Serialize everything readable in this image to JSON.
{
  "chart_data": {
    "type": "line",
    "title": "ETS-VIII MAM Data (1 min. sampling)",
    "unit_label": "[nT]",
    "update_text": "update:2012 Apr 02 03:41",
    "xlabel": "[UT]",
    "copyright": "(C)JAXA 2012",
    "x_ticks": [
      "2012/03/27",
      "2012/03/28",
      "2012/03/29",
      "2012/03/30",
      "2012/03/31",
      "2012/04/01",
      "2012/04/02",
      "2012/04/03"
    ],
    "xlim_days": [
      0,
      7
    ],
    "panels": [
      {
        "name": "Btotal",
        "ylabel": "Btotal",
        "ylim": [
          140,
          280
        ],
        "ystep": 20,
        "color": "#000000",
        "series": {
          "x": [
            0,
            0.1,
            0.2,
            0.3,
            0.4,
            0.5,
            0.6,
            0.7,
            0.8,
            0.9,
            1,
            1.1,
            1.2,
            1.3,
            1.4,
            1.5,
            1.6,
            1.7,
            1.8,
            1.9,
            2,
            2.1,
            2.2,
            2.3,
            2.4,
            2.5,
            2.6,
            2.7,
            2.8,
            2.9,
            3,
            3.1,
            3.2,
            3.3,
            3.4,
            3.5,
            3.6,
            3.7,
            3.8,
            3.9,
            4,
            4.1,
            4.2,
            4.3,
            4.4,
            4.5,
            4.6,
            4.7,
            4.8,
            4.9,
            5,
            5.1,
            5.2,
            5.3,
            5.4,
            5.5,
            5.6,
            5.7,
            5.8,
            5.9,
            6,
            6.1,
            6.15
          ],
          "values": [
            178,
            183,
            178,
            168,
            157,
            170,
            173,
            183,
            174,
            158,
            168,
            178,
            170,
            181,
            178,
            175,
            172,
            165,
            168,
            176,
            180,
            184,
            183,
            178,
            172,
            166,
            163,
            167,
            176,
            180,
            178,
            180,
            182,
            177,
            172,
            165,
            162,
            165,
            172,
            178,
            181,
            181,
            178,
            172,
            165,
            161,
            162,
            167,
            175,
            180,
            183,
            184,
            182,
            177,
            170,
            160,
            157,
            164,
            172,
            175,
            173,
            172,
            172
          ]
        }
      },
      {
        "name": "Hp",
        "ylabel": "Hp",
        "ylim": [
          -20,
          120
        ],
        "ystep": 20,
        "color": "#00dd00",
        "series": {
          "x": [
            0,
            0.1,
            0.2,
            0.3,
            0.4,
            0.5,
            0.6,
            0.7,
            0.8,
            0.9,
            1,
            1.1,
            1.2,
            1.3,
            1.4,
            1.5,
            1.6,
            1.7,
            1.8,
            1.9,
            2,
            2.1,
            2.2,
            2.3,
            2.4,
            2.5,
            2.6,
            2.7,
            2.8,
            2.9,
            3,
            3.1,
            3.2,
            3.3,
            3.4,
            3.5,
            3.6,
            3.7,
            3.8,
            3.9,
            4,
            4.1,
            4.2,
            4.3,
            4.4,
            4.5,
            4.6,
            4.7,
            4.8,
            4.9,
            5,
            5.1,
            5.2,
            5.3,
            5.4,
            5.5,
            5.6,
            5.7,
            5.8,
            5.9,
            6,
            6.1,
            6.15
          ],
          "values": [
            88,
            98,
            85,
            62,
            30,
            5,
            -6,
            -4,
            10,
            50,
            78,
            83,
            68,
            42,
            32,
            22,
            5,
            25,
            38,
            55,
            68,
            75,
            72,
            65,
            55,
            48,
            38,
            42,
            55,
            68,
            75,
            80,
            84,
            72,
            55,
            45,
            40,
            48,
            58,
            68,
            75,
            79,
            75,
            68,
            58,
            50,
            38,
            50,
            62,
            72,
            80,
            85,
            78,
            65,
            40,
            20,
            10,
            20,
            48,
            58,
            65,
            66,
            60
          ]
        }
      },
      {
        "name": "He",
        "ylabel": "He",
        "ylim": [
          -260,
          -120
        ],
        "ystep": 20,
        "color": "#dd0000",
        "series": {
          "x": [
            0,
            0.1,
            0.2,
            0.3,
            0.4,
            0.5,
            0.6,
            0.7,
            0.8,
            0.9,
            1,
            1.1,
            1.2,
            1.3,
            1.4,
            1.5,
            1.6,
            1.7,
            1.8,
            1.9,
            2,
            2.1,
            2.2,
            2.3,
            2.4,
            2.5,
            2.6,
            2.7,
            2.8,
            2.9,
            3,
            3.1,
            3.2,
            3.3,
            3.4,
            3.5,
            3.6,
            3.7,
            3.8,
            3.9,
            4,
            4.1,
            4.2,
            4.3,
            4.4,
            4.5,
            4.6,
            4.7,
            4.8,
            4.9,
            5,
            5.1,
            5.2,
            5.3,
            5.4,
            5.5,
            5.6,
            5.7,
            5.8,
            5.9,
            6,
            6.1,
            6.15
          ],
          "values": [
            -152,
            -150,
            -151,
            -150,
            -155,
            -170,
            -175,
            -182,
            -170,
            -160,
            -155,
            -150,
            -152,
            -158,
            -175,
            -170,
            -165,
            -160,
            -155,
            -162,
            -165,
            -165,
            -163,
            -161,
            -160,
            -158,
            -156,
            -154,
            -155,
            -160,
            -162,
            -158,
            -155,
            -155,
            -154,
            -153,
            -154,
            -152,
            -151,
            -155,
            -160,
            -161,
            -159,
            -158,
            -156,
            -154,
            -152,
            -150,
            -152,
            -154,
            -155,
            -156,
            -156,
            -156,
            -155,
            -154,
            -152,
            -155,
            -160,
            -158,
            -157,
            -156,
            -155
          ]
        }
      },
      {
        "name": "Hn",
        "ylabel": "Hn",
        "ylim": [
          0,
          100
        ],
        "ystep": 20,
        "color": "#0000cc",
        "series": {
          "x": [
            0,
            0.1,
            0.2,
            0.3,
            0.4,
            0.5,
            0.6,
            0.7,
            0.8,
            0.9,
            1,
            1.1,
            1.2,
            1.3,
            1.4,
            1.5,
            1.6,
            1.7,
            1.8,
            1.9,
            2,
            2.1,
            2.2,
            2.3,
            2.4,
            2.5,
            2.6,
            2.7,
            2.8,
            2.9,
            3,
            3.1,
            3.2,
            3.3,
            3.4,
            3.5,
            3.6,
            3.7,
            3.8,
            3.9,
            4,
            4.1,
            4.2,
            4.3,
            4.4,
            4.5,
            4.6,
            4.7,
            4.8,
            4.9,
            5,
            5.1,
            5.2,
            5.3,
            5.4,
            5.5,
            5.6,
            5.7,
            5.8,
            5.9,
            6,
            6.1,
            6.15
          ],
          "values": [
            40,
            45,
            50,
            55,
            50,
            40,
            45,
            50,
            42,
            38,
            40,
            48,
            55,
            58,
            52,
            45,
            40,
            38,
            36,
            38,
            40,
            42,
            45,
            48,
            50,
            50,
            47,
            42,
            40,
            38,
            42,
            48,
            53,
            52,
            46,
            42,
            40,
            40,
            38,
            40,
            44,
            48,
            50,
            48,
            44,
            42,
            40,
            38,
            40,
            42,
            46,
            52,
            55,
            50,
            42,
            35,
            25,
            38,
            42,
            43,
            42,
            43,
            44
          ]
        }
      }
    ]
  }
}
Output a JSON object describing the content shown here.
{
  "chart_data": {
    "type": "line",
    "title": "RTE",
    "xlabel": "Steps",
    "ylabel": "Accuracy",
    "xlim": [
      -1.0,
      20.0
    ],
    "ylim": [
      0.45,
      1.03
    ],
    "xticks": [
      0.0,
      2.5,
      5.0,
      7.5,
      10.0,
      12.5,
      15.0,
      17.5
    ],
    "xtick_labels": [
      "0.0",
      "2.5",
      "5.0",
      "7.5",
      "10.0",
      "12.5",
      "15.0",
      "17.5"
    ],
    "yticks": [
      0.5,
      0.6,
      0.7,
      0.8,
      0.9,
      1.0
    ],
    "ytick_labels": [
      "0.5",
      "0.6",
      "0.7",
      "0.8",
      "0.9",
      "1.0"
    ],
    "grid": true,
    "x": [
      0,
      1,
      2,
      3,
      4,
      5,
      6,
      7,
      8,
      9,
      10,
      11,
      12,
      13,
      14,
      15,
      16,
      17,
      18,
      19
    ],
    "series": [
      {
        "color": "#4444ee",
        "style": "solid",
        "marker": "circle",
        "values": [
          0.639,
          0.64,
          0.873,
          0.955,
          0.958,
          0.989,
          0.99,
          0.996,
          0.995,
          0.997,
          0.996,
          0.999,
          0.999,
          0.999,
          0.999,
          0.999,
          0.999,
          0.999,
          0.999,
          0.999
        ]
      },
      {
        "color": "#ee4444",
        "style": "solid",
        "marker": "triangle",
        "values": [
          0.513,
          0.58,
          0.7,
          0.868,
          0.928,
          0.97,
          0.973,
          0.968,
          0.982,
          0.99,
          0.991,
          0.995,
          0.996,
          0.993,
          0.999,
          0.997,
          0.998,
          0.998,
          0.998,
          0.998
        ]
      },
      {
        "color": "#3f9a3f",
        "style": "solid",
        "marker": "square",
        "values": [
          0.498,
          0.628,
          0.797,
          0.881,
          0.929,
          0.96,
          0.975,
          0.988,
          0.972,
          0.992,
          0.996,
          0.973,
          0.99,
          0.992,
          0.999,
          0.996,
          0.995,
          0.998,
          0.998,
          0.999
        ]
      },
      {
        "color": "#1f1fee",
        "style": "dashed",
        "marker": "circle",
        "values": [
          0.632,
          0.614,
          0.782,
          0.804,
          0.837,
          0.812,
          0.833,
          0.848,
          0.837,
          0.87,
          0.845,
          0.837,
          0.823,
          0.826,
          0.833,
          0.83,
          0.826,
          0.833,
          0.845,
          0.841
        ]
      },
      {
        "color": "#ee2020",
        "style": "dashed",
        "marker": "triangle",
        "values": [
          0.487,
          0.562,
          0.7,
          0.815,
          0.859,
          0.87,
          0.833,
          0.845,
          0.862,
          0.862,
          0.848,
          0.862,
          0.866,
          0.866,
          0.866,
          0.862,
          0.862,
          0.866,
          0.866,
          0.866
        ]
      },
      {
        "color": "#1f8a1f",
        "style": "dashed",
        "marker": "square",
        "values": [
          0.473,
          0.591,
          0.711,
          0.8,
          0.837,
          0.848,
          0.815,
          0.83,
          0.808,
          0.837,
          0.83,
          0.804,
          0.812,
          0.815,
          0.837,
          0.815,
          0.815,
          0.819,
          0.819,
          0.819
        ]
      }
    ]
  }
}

---

■ **Task brief**
Your answer should be a single number: the count of lines in the data that include the word "ylabel".

■ **Solution to this problem**
5